◆ EXCERPTED RECORDS
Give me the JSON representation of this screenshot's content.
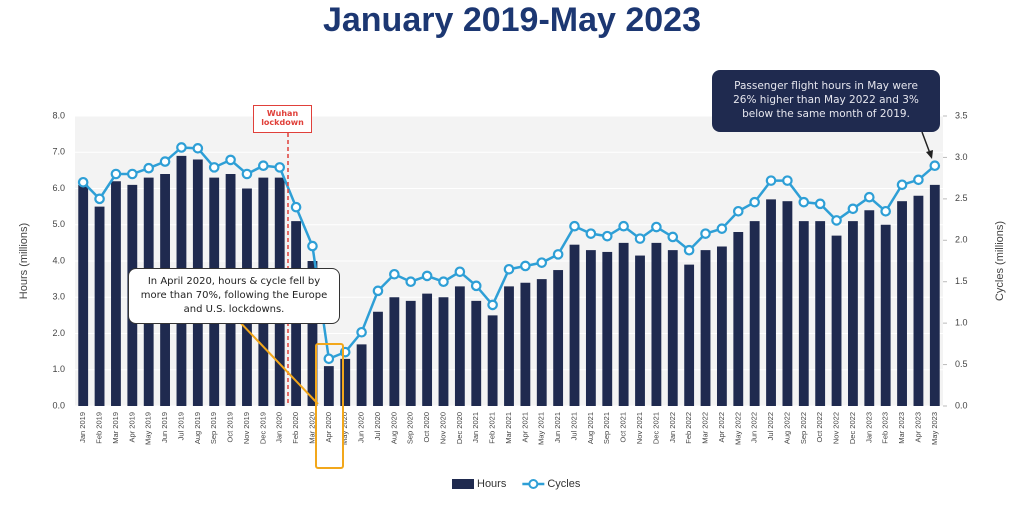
{
  "chart_data": {
    "type": "bar",
    "title": "January 2019-May 2023",
    "y_label": "Hours (millions)",
    "y2_label": "Cycles (millions)",
    "categories": [
      "Jan 2019",
      "Feb 2019",
      "Mar 2019",
      "Apr 2019",
      "May 2019",
      "Jun 2019",
      "Jul 2019",
      "Aug 2019",
      "Sep 2019",
      "Oct 2019",
      "Nov 2019",
      "Dec 2019",
      "Jan 2020",
      "Feb 2020",
      "Mar 2020",
      "Apr 2020",
      "May 2020",
      "Jun 2020",
      "Jul 2020",
      "Aug 2020",
      "Sep 2020",
      "Oct 2020",
      "Nov 2020",
      "Dec 2020",
      "Jan 2021",
      "Feb 2021",
      "Mar 2021",
      "Apr 2021",
      "May 2021",
      "Jun 2021",
      "Jul 2021",
      "Aug 2021",
      "Sep 2021",
      "Oct 2021",
      "Nov 2021",
      "Dec 2021",
      "Jan 2022",
      "Feb 2022",
      "Mar 2022",
      "Apr 2022",
      "May 2022",
      "Jun 2022",
      "Jul 2022",
      "Aug 2022",
      "Sep 2022",
      "Oct 2022",
      "Nov 2022",
      "Dec 2022",
      "Jan 2023",
      "Feb 2023",
      "Mar 2023",
      "Apr 2023",
      "May 2023"
    ],
    "series": [
      {
        "name": "Hours",
        "type": "bar",
        "color": "#1f2a4f",
        "values": [
          6.1,
          5.5,
          6.2,
          6.1,
          6.3,
          6.4,
          6.9,
          6.8,
          6.3,
          6.4,
          6.0,
          6.3,
          6.3,
          5.1,
          4.0,
          1.1,
          1.3,
          1.7,
          2.6,
          3.0,
          2.9,
          3.1,
          3.0,
          3.3,
          2.9,
          2.5,
          3.3,
          3.4,
          3.5,
          3.75,
          4.45,
          4.3,
          4.25,
          4.5,
          4.15,
          4.5,
          4.3,
          3.9,
          4.3,
          4.4,
          4.8,
          5.1,
          5.7,
          5.65,
          5.1,
          5.1,
          4.7,
          5.1,
          5.4,
          5.0,
          5.65,
          5.8,
          6.1
        ]
      },
      {
        "name": "Cycles",
        "type": "line",
        "axis": "y2",
        "color": "#2e9fd6",
        "values": [
          2.7,
          2.5,
          2.8,
          2.8,
          2.87,
          2.95,
          3.12,
          3.11,
          2.88,
          2.97,
          2.8,
          2.9,
          2.88,
          2.4,
          1.93,
          0.57,
          0.65,
          0.89,
          1.39,
          1.59,
          1.5,
          1.57,
          1.5,
          1.62,
          1.45,
          1.22,
          1.65,
          1.69,
          1.73,
          1.83,
          2.17,
          2.08,
          2.05,
          2.17,
          2.02,
          2.16,
          2.04,
          1.88,
          2.08,
          2.14,
          2.35,
          2.46,
          2.72,
          2.72,
          2.46,
          2.44,
          2.24,
          2.38,
          2.52,
          2.35,
          2.67,
          2.73,
          2.9
        ]
      }
    ],
    "ylim": [
      0,
      8
    ],
    "yticks": [
      {
        "value": 0,
        "label": "0.0"
      },
      {
        "value": 1,
        "label": "1.0"
      },
      {
        "value": 2,
        "label": "2.0"
      },
      {
        "value": 3,
        "label": "3.0"
      },
      {
        "value": 4,
        "label": "4.0"
      },
      {
        "value": 5,
        "label": "5.0"
      },
      {
        "value": 6,
        "label": "6.0"
      },
      {
        "value": 7,
        "label": "7.0"
      },
      {
        "value": 8,
        "label": "8.0"
      }
    ],
    "y2lim": [
      0,
      3.5
    ],
    "y2ticks": [
      {
        "value": 0,
        "label": "0.0"
      },
      {
        "value": 0.5,
        "label": "0.5"
      },
      {
        "value": 1,
        "label": "1.0"
      },
      {
        "value": 1.5,
        "label": "1.5"
      },
      {
        "value": 2,
        "label": "2.0"
      },
      {
        "value": 2.5,
        "label": "2.5"
      },
      {
        "value": 3,
        "label": "3.0"
      },
      {
        "value": 3.5,
        "label": "3.5"
      }
    ],
    "grid": true,
    "legend": "bottom",
    "annotations": [
      "Wuhan lockdown",
      "In April 2020, hours & cycle fell by more than 70%, following the Europe and U.S. lockdowns.",
      "Passenger flight hours in May were 26% higher than May 2022 and 3% below the same month of 2019."
    ]
  }
}
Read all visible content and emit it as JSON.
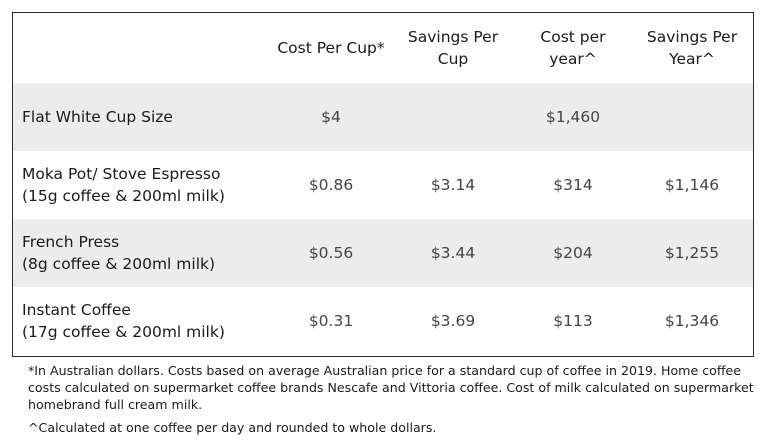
{
  "table": {
    "headers": [
      "",
      "Cost Per Cup*",
      "Savings Per Cup",
      "Cost per year^",
      "Savings Per Year^"
    ],
    "rows": [
      {
        "name_line1": "Flat White Cup Size",
        "name_line2": "",
        "cost_per_cup": "$4",
        "savings_per_cup": "",
        "cost_per_year": "$1,460",
        "savings_per_year": ""
      },
      {
        "name_line1": "Moka Pot/ Stove Espresso",
        "name_line2": "(15g coffee & 200ml milk)",
        "cost_per_cup": "$0.86",
        "savings_per_cup": "$3.14",
        "cost_per_year": "$314",
        "savings_per_year": "$1,146"
      },
      {
        "name_line1": "French Press",
        "name_line2": "(8g coffee & 200ml milk)",
        "cost_per_cup": "$0.56",
        "savings_per_cup": "$3.44",
        "cost_per_year": "$204",
        "savings_per_year": "$1,255"
      },
      {
        "name_line1": "Instant Coffee",
        "name_line2": "(17g coffee & 200ml milk)",
        "cost_per_cup": "$0.31",
        "savings_per_cup": "$3.69",
        "cost_per_year": "$113",
        "savings_per_year": "$1,346"
      }
    ]
  },
  "footnotes": {
    "note1": "*In Australian dollars. Costs based on average Australian price for a standard cup of coffee in 2019. Home coffee costs calculated on supermarket coffee brands Nescafe and Vittoria coffee. Cost of milk calculated on supermarket homebrand full cream milk.",
    "note2": "^Calculated at one coffee per day and rounded to whole dollars."
  }
}
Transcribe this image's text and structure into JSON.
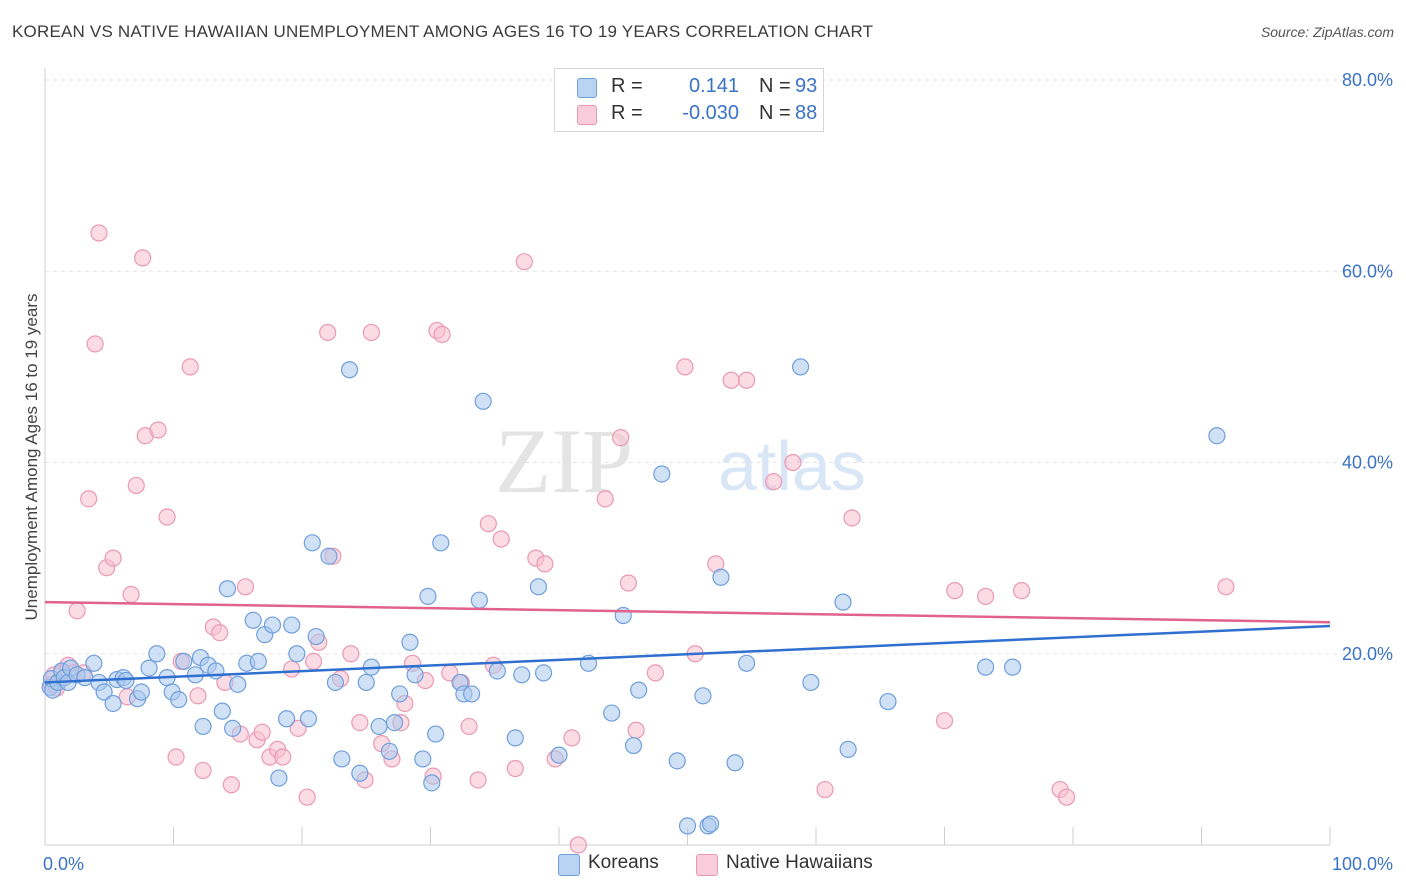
{
  "title": "KOREAN VS NATIVE HAWAIIAN UNEMPLOYMENT AMONG AGES 16 TO 19 YEARS CORRELATION CHART",
  "source": "Source: ZipAtlas.com",
  "watermark": {
    "zip": "ZIP",
    "atlas": "atlas"
  },
  "legend": {
    "koreans": {
      "r_label": "R =",
      "r_value": "0.141",
      "n_label": "N =",
      "n_value": "93"
    },
    "hawaiians": {
      "r_label": "R =",
      "r_value": "-0.030",
      "n_label": "N =",
      "n_value": "88"
    }
  },
  "bottom_legend": {
    "koreans": "Koreans",
    "hawaiians": "Native Hawaiians"
  },
  "colors": {
    "blue_fill": "#a9c8ef",
    "blue_stroke": "#6f9fdc",
    "blue_line": "#2f6fcf",
    "pink_fill": "#f7bfd0",
    "pink_stroke": "#eb98b3",
    "pink_line": "#e0628d",
    "axis_text": "#3a73c6",
    "grid": "#e3e3e3"
  },
  "chart_data": {
    "type": "scatter",
    "xlabel": "",
    "ylabel": "Unemployment Among Ages 16 to 19 years",
    "xlim": [
      0,
      100
    ],
    "ylim": [
      0,
      80
    ],
    "x_tick_labels": [
      "0.0%",
      "100.0%"
    ],
    "y_ticks": [
      20,
      40,
      60,
      80
    ],
    "y_tick_labels": [
      "20.0%",
      "40.0%",
      "60.0%",
      "80.0%"
    ],
    "grid": true,
    "legend_position": "top-center",
    "series": [
      {
        "name": "Koreans",
        "trend": [
          [
            0,
            17.0
          ],
          [
            100,
            22.9
          ]
        ],
        "points": [
          [
            0.4,
            16.5
          ],
          [
            0.5,
            17.4
          ],
          [
            0.6,
            16.2
          ],
          [
            1.0,
            17.0
          ],
          [
            1.3,
            18.2
          ],
          [
            1.5,
            17.5
          ],
          [
            1.8,
            17.0
          ],
          [
            2.0,
            18.5
          ],
          [
            2.5,
            17.8
          ],
          [
            3.1,
            17.5
          ],
          [
            3.8,
            19.0
          ],
          [
            4.2,
            17.0
          ],
          [
            4.6,
            16.0
          ],
          [
            5.3,
            14.8
          ],
          [
            5.6,
            17.3
          ],
          [
            6.1,
            17.5
          ],
          [
            6.3,
            17.2
          ],
          [
            7.2,
            15.3
          ],
          [
            7.5,
            16.0
          ],
          [
            8.1,
            18.5
          ],
          [
            8.7,
            20.0
          ],
          [
            9.5,
            17.5
          ],
          [
            9.9,
            16.0
          ],
          [
            10.4,
            15.2
          ],
          [
            10.8,
            19.2
          ],
          [
            11.7,
            17.8
          ],
          [
            12.1,
            19.6
          ],
          [
            12.3,
            12.4
          ],
          [
            12.7,
            18.8
          ],
          [
            13.3,
            18.2
          ],
          [
            13.8,
            14.0
          ],
          [
            14.2,
            26.8
          ],
          [
            14.6,
            12.2
          ],
          [
            15.0,
            16.8
          ],
          [
            15.7,
            19.0
          ],
          [
            16.2,
            23.5
          ],
          [
            16.6,
            19.2
          ],
          [
            17.1,
            22.0
          ],
          [
            17.7,
            23.0
          ],
          [
            18.2,
            7.0
          ],
          [
            18.8,
            13.2
          ],
          [
            19.2,
            23.0
          ],
          [
            19.6,
            20.0
          ],
          [
            20.5,
            13.2
          ],
          [
            20.8,
            31.6
          ],
          [
            21.1,
            21.8
          ],
          [
            22.1,
            30.2
          ],
          [
            22.6,
            17.0
          ],
          [
            23.1,
            9.0
          ],
          [
            23.7,
            49.7
          ],
          [
            24.5,
            7.5
          ],
          [
            25.0,
            17.0
          ],
          [
            25.4,
            18.6
          ],
          [
            26.0,
            12.4
          ],
          [
            26.8,
            9.8
          ],
          [
            27.2,
            12.8
          ],
          [
            27.6,
            15.8
          ],
          [
            28.4,
            21.2
          ],
          [
            28.8,
            17.8
          ],
          [
            29.4,
            9.0
          ],
          [
            29.8,
            26.0
          ],
          [
            30.1,
            6.5
          ],
          [
            30.4,
            11.6
          ],
          [
            30.8,
            31.6
          ],
          [
            32.3,
            17.0
          ],
          [
            32.6,
            15.8
          ],
          [
            33.2,
            15.8
          ],
          [
            33.8,
            25.6
          ],
          [
            34.1,
            46.4
          ],
          [
            35.2,
            18.2
          ],
          [
            36.6,
            11.2
          ],
          [
            37.1,
            17.8
          ],
          [
            38.4,
            27.0
          ],
          [
            38.8,
            18.0
          ],
          [
            40.0,
            9.4
          ],
          [
            42.3,
            19.0
          ],
          [
            44.1,
            13.8
          ],
          [
            45.0,
            24.0
          ],
          [
            45.8,
            10.4
          ],
          [
            46.2,
            16.2
          ],
          [
            48.0,
            38.8
          ],
          [
            49.2,
            8.8
          ],
          [
            50.0,
            2.0
          ],
          [
            51.2,
            15.6
          ],
          [
            51.6,
            2.0
          ],
          [
            51.8,
            2.2
          ],
          [
            52.6,
            28.0
          ],
          [
            53.7,
            8.6
          ],
          [
            54.6,
            19.0
          ],
          [
            58.8,
            50.0
          ],
          [
            59.6,
            17.0
          ],
          [
            62.1,
            25.4
          ],
          [
            62.5,
            10.0
          ],
          [
            65.6,
            15.0
          ],
          [
            73.2,
            18.6
          ],
          [
            75.3,
            18.6
          ],
          [
            91.2,
            42.8
          ]
        ]
      },
      {
        "name": "Native Hawaiians",
        "trend": [
          [
            0,
            25.4
          ],
          [
            100,
            23.3
          ]
        ],
        "points": [
          [
            0.5,
            16.8
          ],
          [
            0.7,
            17.8
          ],
          [
            0.9,
            16.4
          ],
          [
            1.3,
            18.0
          ],
          [
            1.8,
            18.8
          ],
          [
            2.2,
            18.0
          ],
          [
            2.5,
            24.5
          ],
          [
            3.0,
            18.0
          ],
          [
            3.4,
            36.2
          ],
          [
            3.9,
            52.4
          ],
          [
            4.2,
            64.0
          ],
          [
            4.8,
            29.0
          ],
          [
            5.3,
            30.0
          ],
          [
            6.4,
            15.5
          ],
          [
            6.7,
            26.2
          ],
          [
            7.1,
            37.6
          ],
          [
            7.6,
            61.4
          ],
          [
            7.8,
            42.8
          ],
          [
            8.8,
            43.4
          ],
          [
            9.5,
            34.3
          ],
          [
            10.2,
            9.2
          ],
          [
            10.6,
            19.2
          ],
          [
            11.3,
            50.0
          ],
          [
            11.9,
            15.6
          ],
          [
            12.3,
            7.8
          ],
          [
            13.1,
            22.8
          ],
          [
            13.6,
            22.2
          ],
          [
            14.0,
            17.0
          ],
          [
            14.5,
            6.3
          ],
          [
            15.2,
            11.6
          ],
          [
            15.6,
            27.0
          ],
          [
            16.5,
            11.0
          ],
          [
            16.9,
            11.8
          ],
          [
            17.5,
            9.2
          ],
          [
            18.1,
            10.0
          ],
          [
            18.5,
            9.2
          ],
          [
            19.2,
            18.4
          ],
          [
            19.7,
            12.2
          ],
          [
            20.4,
            5.0
          ],
          [
            20.9,
            19.2
          ],
          [
            21.3,
            21.2
          ],
          [
            22.0,
            53.6
          ],
          [
            22.4,
            30.2
          ],
          [
            23.0,
            17.4
          ],
          [
            23.8,
            20.0
          ],
          [
            24.5,
            12.8
          ],
          [
            24.9,
            6.8
          ],
          [
            25.4,
            53.6
          ],
          [
            26.2,
            10.6
          ],
          [
            27.0,
            9.0
          ],
          [
            27.7,
            12.8
          ],
          [
            28.0,
            14.8
          ],
          [
            28.6,
            19.0
          ],
          [
            29.6,
            17.2
          ],
          [
            30.2,
            7.2
          ],
          [
            30.5,
            53.8
          ],
          [
            30.9,
            53.4
          ],
          [
            31.5,
            18.0
          ],
          [
            32.4,
            17.0
          ],
          [
            33.0,
            12.4
          ],
          [
            33.7,
            6.8
          ],
          [
            34.5,
            33.6
          ],
          [
            34.9,
            18.8
          ],
          [
            35.5,
            32.0
          ],
          [
            36.6,
            8.0
          ],
          [
            37.3,
            61.0
          ],
          [
            38.2,
            30.0
          ],
          [
            38.9,
            29.4
          ],
          [
            39.7,
            9.0
          ],
          [
            41.0,
            11.2
          ],
          [
            41.5,
            0.0
          ],
          [
            43.6,
            36.2
          ],
          [
            44.8,
            42.6
          ],
          [
            45.4,
            27.4
          ],
          [
            46.0,
            12.0
          ],
          [
            47.5,
            18.0
          ],
          [
            49.8,
            50.0
          ],
          [
            50.6,
            20.0
          ],
          [
            52.2,
            29.4
          ],
          [
            53.4,
            48.6
          ],
          [
            54.6,
            48.6
          ],
          [
            56.7,
            38.0
          ],
          [
            58.2,
            40.0
          ],
          [
            60.7,
            5.8
          ],
          [
            62.8,
            34.2
          ],
          [
            70.0,
            13.0
          ],
          [
            70.8,
            26.6
          ],
          [
            73.2,
            26.0
          ],
          [
            76.0,
            26.6
          ],
          [
            79.0,
            5.8
          ],
          [
            79.5,
            5.0
          ],
          [
            91.9,
            27.0
          ]
        ]
      }
    ]
  }
}
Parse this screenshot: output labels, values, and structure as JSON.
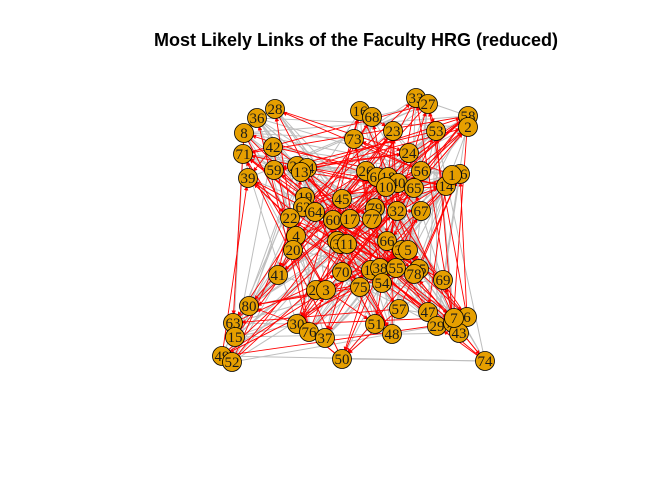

◆ WORK TO BE COMPLETED
Among the lines of the material, find those that hold the word "type" and copy them.

◆ EXERCISE RESPONSE
    "type": "bar",
        "type": "bar",
        "type": "line",
    "type": "scatter",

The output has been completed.